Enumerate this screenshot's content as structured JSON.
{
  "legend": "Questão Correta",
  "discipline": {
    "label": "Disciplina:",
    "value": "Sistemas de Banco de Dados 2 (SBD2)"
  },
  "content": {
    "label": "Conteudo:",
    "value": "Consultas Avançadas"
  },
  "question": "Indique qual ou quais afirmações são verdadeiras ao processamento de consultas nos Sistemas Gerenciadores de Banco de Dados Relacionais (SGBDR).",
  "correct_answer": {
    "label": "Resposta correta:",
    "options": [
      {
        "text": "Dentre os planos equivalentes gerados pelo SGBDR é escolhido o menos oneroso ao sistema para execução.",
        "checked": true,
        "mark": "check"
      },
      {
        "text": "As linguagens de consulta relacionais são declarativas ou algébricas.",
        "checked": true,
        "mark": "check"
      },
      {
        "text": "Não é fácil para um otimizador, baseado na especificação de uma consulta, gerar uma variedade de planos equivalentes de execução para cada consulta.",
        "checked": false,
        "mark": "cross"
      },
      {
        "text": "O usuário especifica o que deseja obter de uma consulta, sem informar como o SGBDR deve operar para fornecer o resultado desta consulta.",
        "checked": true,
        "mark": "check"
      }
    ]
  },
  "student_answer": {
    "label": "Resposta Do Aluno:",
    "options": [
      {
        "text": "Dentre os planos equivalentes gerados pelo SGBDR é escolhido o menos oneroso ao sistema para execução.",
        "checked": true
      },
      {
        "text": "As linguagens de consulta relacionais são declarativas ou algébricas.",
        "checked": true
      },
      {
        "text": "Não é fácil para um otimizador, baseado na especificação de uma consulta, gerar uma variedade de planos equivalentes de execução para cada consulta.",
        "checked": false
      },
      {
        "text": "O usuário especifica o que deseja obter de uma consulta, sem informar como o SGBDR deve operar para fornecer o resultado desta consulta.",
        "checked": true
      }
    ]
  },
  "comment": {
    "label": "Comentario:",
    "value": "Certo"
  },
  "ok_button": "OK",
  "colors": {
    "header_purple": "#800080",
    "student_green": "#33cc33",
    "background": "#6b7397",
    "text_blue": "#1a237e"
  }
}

* _Exercise instructions_: Answer with one number: how many lines in the listing hold "Sistemas".

* _Exercise output_: 2